**What is asked:** Take every line from the material that has the word "among" in it.

━━━━━━━━━━━━━━━━━━━━━━━━━━━━━━

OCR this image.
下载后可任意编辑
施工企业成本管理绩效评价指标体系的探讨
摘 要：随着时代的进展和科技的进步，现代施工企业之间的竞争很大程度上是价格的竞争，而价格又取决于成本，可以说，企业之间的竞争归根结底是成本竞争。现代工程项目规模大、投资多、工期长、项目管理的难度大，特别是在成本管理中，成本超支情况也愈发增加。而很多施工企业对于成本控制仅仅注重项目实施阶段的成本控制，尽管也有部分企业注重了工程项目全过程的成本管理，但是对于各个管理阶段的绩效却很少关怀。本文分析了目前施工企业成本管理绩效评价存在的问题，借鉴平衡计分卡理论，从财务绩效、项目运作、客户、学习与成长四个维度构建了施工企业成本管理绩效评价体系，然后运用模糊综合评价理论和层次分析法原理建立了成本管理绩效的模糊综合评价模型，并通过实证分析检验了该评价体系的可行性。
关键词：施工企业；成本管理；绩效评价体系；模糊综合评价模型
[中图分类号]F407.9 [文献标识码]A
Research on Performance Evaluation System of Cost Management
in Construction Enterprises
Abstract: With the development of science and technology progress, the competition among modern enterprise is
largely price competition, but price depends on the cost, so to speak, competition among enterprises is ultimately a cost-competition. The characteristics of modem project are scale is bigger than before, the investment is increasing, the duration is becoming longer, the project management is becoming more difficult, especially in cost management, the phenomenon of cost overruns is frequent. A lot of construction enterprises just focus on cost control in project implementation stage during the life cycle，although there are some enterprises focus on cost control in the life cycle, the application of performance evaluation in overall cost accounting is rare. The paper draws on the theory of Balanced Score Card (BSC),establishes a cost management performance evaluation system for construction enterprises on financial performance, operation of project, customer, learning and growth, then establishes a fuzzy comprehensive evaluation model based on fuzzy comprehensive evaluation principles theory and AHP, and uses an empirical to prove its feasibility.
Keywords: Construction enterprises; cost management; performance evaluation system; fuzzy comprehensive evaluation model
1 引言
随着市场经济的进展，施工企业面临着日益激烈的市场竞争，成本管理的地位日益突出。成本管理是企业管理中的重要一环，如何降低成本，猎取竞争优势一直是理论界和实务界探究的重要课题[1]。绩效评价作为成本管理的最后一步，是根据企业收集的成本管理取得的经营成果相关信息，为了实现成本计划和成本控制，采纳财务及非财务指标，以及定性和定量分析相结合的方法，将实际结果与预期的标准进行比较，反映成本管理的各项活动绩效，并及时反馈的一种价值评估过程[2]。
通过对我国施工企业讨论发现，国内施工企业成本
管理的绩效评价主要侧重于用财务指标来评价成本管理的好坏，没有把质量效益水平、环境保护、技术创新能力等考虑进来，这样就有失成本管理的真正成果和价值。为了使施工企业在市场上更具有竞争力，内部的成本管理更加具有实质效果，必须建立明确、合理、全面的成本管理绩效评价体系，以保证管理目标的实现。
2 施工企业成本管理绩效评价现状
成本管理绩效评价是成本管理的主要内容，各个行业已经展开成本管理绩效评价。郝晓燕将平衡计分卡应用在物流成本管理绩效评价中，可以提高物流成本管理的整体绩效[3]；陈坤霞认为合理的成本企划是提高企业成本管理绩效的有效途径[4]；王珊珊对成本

━━━━━━━━━━━━━━━━━━━━━━━━━━━━━━

**Complete output:**
Abstract: With the development of science and technology progress, the competition among modern enterprise is
largely price competition, but price depends on the cost, so to speak, competition among enterprises is ultimately a cost-competition. The characteristics of modem project are scale is bigger than before, the investment is increasing, the duration is becoming longer, the project management is becoming more difficult, especially in cost management, the phenomenon of cost overruns is frequent. A lot of construction enterprises just focus on cost control in project implementation stage during the life cycle，although there are some enterprises focus on cost control in the life cycle, the application of performance evaluation in overall cost accounting is rare. The paper draws on the theory of Balanced Score Card (BSC),establishes a cost management performance evaluation system for construction enterprises on financial performance, operation of project, customer, learning and growth, then establishes a fuzzy comprehensive evaluation model based on fuzzy comprehensive evaluation principles theory and AHP, and uses an empirical to prove its feasibility.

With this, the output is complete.